(WHAT IS REQUIRED) Reproduce the data below, substituting "clickable" for every occurrence of "interactable" and leaving everything else unchanged.

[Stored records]
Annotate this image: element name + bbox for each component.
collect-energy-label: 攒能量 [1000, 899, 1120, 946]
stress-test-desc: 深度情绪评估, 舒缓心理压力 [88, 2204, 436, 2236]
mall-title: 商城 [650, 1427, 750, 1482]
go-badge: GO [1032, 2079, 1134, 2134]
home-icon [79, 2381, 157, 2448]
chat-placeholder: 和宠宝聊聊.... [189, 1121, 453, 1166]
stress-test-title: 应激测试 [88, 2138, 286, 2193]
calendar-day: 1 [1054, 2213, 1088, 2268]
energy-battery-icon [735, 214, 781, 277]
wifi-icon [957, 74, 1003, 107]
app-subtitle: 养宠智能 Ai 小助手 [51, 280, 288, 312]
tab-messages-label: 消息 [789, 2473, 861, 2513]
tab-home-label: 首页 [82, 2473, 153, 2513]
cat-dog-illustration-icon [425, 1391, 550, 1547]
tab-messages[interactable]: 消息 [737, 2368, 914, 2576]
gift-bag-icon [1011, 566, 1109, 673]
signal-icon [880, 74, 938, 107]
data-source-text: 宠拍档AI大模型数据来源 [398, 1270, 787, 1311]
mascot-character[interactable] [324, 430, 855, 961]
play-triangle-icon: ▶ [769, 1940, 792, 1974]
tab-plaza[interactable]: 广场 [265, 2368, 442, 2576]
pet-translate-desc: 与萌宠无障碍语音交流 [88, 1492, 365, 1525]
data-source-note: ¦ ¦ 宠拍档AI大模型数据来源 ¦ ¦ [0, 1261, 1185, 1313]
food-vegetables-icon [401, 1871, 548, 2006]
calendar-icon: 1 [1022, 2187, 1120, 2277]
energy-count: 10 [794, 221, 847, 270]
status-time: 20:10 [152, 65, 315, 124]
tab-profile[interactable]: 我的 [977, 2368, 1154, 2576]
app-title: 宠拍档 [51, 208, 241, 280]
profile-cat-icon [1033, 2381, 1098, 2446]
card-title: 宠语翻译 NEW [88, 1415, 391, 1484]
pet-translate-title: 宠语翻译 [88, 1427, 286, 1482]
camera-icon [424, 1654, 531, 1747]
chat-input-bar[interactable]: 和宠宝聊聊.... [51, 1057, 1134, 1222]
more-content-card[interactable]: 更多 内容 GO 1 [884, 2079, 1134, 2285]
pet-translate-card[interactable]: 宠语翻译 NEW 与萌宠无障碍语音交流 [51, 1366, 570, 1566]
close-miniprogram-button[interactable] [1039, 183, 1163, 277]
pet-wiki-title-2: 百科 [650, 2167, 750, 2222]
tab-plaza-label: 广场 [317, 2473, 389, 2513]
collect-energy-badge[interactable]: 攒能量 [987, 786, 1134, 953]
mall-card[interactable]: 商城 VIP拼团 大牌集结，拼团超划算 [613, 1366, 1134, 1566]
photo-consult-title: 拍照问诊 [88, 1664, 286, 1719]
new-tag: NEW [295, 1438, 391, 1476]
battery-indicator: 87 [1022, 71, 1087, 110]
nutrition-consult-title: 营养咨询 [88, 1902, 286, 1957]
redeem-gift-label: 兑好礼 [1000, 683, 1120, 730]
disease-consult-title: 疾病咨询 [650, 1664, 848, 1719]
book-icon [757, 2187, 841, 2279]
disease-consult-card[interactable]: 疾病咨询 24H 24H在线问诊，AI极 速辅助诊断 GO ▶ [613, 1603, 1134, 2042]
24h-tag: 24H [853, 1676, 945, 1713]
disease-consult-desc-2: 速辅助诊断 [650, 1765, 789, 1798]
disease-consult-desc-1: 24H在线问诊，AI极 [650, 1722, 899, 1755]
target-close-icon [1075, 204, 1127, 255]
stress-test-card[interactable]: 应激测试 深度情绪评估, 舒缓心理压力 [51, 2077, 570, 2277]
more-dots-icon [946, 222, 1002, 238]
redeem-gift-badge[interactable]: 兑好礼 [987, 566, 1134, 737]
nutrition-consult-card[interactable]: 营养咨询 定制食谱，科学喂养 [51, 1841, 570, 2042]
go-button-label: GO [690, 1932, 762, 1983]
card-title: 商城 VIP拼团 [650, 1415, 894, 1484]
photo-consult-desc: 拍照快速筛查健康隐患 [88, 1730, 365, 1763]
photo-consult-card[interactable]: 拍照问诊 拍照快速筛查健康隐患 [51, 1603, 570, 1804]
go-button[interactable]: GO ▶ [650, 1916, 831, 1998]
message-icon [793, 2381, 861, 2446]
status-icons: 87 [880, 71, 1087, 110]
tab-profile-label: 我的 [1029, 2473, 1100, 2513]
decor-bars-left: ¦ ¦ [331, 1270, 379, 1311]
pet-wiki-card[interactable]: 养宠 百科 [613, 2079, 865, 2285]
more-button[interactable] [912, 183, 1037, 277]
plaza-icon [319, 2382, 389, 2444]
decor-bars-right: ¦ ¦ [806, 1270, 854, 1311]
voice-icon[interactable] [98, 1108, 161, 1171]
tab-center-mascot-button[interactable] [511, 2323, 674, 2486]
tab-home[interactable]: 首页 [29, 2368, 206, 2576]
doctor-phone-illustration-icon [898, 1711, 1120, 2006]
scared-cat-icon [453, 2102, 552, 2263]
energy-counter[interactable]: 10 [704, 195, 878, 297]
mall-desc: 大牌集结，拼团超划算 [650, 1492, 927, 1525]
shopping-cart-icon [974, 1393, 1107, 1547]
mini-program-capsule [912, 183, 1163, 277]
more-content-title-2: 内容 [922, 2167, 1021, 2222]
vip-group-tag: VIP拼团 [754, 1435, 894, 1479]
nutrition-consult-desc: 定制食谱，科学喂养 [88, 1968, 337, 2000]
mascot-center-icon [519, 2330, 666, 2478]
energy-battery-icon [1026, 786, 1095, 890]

(RESPONSE TO THE EXERCISE)
Annotate this image: element name + bbox for each component.
collect-energy-label: 攒能量 [1000, 899, 1120, 946]
stress-test-desc: 深度情绪评估, 舒缓心理压力 [88, 2204, 436, 2236]
mall-title: 商城 [650, 1427, 750, 1482]
go-badge: GO [1032, 2079, 1134, 2134]
home-icon [79, 2381, 157, 2448]
chat-placeholder: 和宠宝聊聊.... [189, 1121, 453, 1166]
stress-test-title: 应激测试 [88, 2138, 286, 2193]
calendar-day: 1 [1054, 2213, 1088, 2268]
energy-battery-icon [735, 214, 781, 277]
wifi-icon [957, 74, 1003, 107]
app-subtitle: 养宠智能 Ai 小助手 [51, 280, 288, 312]
tab-messages-label: 消息 [789, 2473, 861, 2513]
tab-home-label: 首页 [82, 2473, 153, 2513]
cat-dog-illustration-icon [425, 1391, 550, 1547]
tab-messages[clickable]: 消息 [737, 2368, 914, 2576]
gift-bag-icon [1011, 566, 1109, 673]
signal-icon [880, 74, 938, 107]
data-source-text: 宠拍档AI大模型数据来源 [398, 1270, 787, 1311]
mascot-character[clickable] [324, 430, 855, 961]
play-triangle-icon: ▶ [769, 1940, 792, 1974]
tab-plaza[clickable]: 广场 [265, 2368, 442, 2576]
pet-translate-desc: 与萌宠无障碍语音交流 [88, 1492, 365, 1525]
data-source-note: ¦ ¦ 宠拍档AI大模型数据来源 ¦ ¦ [0, 1261, 1185, 1313]
food-vegetables-icon [401, 1871, 548, 2006]
calendar-icon: 1 [1022, 2187, 1120, 2277]
energy-count: 10 [794, 221, 847, 270]
status-time: 20:10 [152, 65, 315, 124]
tab-profile[clickable]: 我的 [977, 2368, 1154, 2576]
app-title: 宠拍档 [51, 208, 241, 280]
profile-cat-icon [1033, 2381, 1098, 2446]
card-title: 宠语翻译 NEW [88, 1415, 391, 1484]
pet-translate-title: 宠语翻译 [88, 1427, 286, 1482]
camera-icon [424, 1654, 531, 1747]
chat-input-bar[clickable]: 和宠宝聊聊.... [51, 1057, 1134, 1222]
more-content-card[clickable]: 更多 内容 GO 1 [884, 2079, 1134, 2285]
pet-translate-card[clickable]: 宠语翻译 NEW 与萌宠无障碍语音交流 [51, 1366, 570, 1566]
close-miniprogram-button[clickable] [1039, 183, 1163, 277]
pet-wiki-title-2: 百科 [650, 2167, 750, 2222]
tab-plaza-label: 广场 [317, 2473, 389, 2513]
collect-energy-badge[clickable]: 攒能量 [987, 786, 1134, 953]
mall-card[clickable]: 商城 VIP拼团 大牌集结，拼团超划算 [613, 1366, 1134, 1566]
photo-consult-title: 拍照问诊 [88, 1664, 286, 1719]
new-tag: NEW [295, 1438, 391, 1476]
battery-indicator: 87 [1022, 71, 1087, 110]
nutrition-consult-title: 营养咨询 [88, 1902, 286, 1957]
redeem-gift-label: 兑好礼 [1000, 683, 1120, 730]
disease-consult-title: 疾病咨询 [650, 1664, 848, 1719]
book-icon [757, 2187, 841, 2279]
disease-consult-card[clickable]: 疾病咨询 24H 24H在线问诊，AI极 速辅助诊断 GO ▶ [613, 1603, 1134, 2042]
24h-tag: 24H [853, 1676, 945, 1713]
disease-consult-desc-2: 速辅助诊断 [650, 1765, 789, 1798]
disease-consult-desc-1: 24H在线问诊，AI极 [650, 1722, 899, 1755]
target-close-icon [1075, 204, 1127, 255]
stress-test-card[clickable]: 应激测试 深度情绪评估, 舒缓心理压力 [51, 2077, 570, 2277]
more-dots-icon [946, 222, 1002, 238]
redeem-gift-badge[clickable]: 兑好礼 [987, 566, 1134, 737]
nutrition-consult-card[clickable]: 营养咨询 定制食谱，科学喂养 [51, 1841, 570, 2042]
go-button-label: GO [690, 1932, 762, 1983]
card-title: 商城 VIP拼团 [650, 1415, 894, 1484]
photo-consult-desc: 拍照快速筛查健康隐患 [88, 1730, 365, 1763]
photo-consult-card[clickable]: 拍照问诊 拍照快速筛查健康隐患 [51, 1603, 570, 1804]
go-button[clickable]: GO ▶ [650, 1916, 831, 1998]
message-icon [793, 2381, 861, 2446]
status-icons: 87 [880, 71, 1087, 110]
tab-profile-label: 我的 [1029, 2473, 1100, 2513]
decor-bars-left: ¦ ¦ [331, 1270, 379, 1311]
pet-wiki-card[clickable]: 养宠 百科 [613, 2079, 865, 2285]
more-button[clickable] [912, 183, 1037, 277]
plaza-icon [319, 2382, 389, 2444]
decor-bars-right: ¦ ¦ [806, 1270, 854, 1311]
voice-icon[clickable] [98, 1108, 161, 1171]
tab-center-mascot-button[clickable] [511, 2323, 674, 2486]
tab-home[clickable]: 首页 [29, 2368, 206, 2576]
doctor-phone-illustration-icon [898, 1711, 1120, 2006]
scared-cat-icon [453, 2102, 552, 2263]
energy-counter[clickable]: 10 [704, 195, 878, 297]
mall-desc: 大牌集结，拼团超划算 [650, 1492, 927, 1525]
shopping-cart-icon [974, 1393, 1107, 1547]
mini-program-capsule [912, 183, 1163, 277]
more-content-title-2: 内容 [922, 2167, 1021, 2222]
vip-group-tag: VIP拼团 [754, 1435, 894, 1479]
nutrition-consult-desc: 定制食谱，科学喂养 [88, 1968, 337, 2000]
mascot-center-icon [519, 2330, 666, 2478]
energy-battery-icon [1026, 786, 1095, 890]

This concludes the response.